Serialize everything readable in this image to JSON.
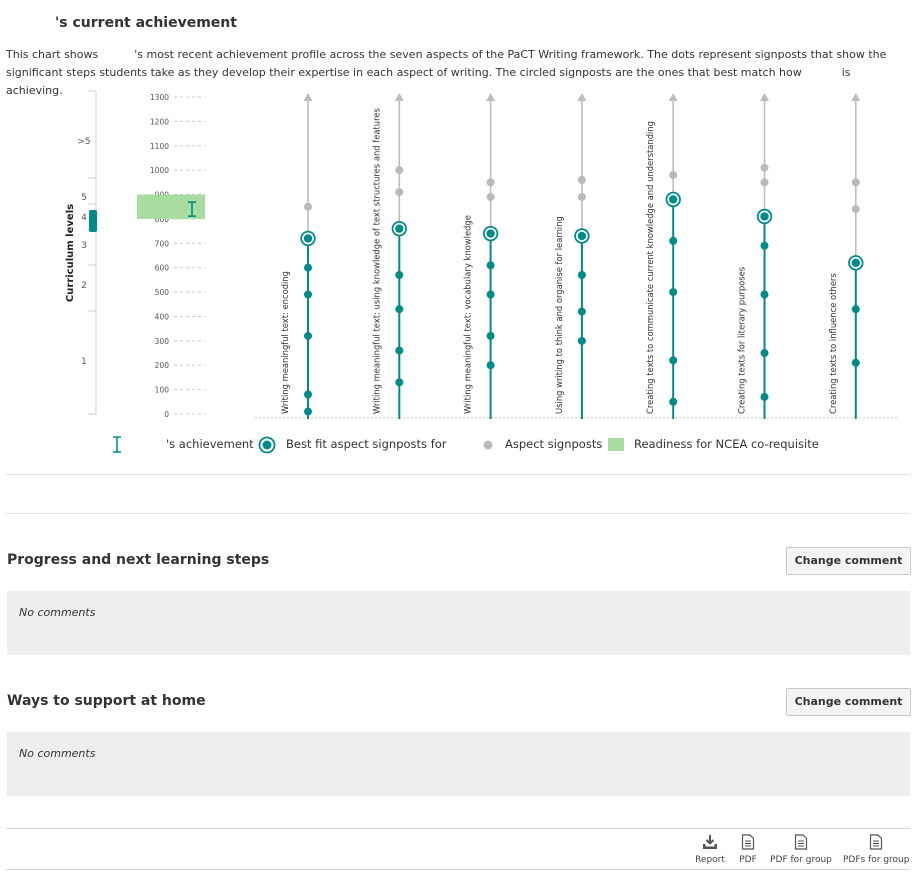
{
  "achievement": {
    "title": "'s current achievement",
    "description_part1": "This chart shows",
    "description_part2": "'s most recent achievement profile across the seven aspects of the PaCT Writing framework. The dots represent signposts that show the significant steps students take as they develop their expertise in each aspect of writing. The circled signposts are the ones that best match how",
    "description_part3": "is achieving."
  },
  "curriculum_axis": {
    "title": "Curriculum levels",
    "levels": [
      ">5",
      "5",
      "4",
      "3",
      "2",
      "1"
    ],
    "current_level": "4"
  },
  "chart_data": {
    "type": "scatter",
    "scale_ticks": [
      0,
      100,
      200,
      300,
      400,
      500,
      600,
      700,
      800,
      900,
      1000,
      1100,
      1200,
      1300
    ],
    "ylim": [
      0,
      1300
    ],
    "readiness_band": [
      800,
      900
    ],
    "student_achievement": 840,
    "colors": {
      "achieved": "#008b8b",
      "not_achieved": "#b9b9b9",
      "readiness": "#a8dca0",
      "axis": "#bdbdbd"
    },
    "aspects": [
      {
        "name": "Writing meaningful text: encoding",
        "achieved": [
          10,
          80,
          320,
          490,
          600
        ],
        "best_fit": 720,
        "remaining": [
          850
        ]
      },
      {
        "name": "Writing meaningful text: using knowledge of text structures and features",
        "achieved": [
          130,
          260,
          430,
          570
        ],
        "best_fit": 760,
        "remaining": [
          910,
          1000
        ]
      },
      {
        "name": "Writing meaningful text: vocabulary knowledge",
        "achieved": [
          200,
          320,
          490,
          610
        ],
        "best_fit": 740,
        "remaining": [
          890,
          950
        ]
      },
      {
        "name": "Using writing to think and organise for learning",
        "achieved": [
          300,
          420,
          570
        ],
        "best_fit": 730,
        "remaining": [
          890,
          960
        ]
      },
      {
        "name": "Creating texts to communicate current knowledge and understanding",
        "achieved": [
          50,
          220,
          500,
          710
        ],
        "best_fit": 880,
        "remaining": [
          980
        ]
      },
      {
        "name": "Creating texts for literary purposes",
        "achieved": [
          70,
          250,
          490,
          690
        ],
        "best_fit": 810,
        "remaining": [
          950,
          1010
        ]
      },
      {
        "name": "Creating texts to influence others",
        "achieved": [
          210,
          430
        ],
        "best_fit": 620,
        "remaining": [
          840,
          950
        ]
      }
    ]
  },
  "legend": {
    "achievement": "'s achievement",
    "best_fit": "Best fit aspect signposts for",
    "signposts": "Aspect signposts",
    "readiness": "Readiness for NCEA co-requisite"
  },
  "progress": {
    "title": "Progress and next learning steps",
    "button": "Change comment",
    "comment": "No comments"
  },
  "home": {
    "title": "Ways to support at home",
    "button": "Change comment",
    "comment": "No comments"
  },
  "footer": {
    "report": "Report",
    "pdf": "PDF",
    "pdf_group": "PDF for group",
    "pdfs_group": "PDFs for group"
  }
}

- [Stated goal]: Quote everything in the listing above exactly; pictures are the only thing to omit.

- [Task response]:
Serialize everything readable in this image to JSON.
{
  "achievement": {
    "title": "'s current achievement",
    "description_part1": "This chart shows",
    "description_part2": "'s most recent achievement profile across the seven aspects of the PaCT Writing framework. The dots represent signposts that show the significant steps students take as they develop their expertise in each aspect of writing. The circled signposts are the ones that best match how",
    "description_part3": "is achieving."
  },
  "curriculum_axis": {
    "title": "Curriculum levels",
    "levels": [
      ">5",
      "5",
      "4",
      "3",
      "2",
      "1"
    ],
    "current_level": "4"
  },
  "chart_data": {
    "type": "scatter",
    "scale_ticks": [
      0,
      100,
      200,
      300,
      400,
      500,
      600,
      700,
      800,
      900,
      1000,
      1100,
      1200,
      1300
    ],
    "ylim": [
      0,
      1300
    ],
    "readiness_band": [
      800,
      900
    ],
    "student_achievement": 840,
    "colors": {
      "achieved": "#008b8b",
      "not_achieved": "#b9b9b9",
      "readiness": "#a8dca0",
      "axis": "#bdbdbd"
    },
    "aspects": [
      {
        "name": "Writing meaningful text: encoding",
        "achieved": [
          10,
          80,
          320,
          490,
          600
        ],
        "best_fit": 720,
        "remaining": [
          850
        ]
      },
      {
        "name": "Writing meaningful text: using knowledge of text structures and features",
        "achieved": [
          130,
          260,
          430,
          570
        ],
        "best_fit": 760,
        "remaining": [
          910,
          1000
        ]
      },
      {
        "name": "Writing meaningful text: vocabulary knowledge",
        "achieved": [
          200,
          320,
          490,
          610
        ],
        "best_fit": 740,
        "remaining": [
          890,
          950
        ]
      },
      {
        "name": "Using writing to think and organise for learning",
        "achieved": [
          300,
          420,
          570
        ],
        "best_fit": 730,
        "remaining": [
          890,
          960
        ]
      },
      {
        "name": "Creating texts to communicate current knowledge and understanding",
        "achieved": [
          50,
          220,
          500,
          710
        ],
        "best_fit": 880,
        "remaining": [
          980
        ]
      },
      {
        "name": "Creating texts for literary purposes",
        "achieved": [
          70,
          250,
          490,
          690
        ],
        "best_fit": 810,
        "remaining": [
          950,
          1010
        ]
      },
      {
        "name": "Creating texts to influence others",
        "achieved": [
          210,
          430
        ],
        "best_fit": 620,
        "remaining": [
          840,
          950
        ]
      }
    ]
  },
  "legend": {
    "achievement": "'s achievement",
    "best_fit": "Best fit aspect signposts for",
    "signposts": "Aspect signposts",
    "readiness": "Readiness for NCEA co-requisite"
  },
  "progress": {
    "title": "Progress and next learning steps",
    "button": "Change comment",
    "comment": "No comments"
  },
  "home": {
    "title": "Ways to support at home",
    "button": "Change comment",
    "comment": "No comments"
  },
  "footer": {
    "report": "Report",
    "pdf": "PDF",
    "pdf_group": "PDF for group",
    "pdfs_group": "PDFs for group"
  }
}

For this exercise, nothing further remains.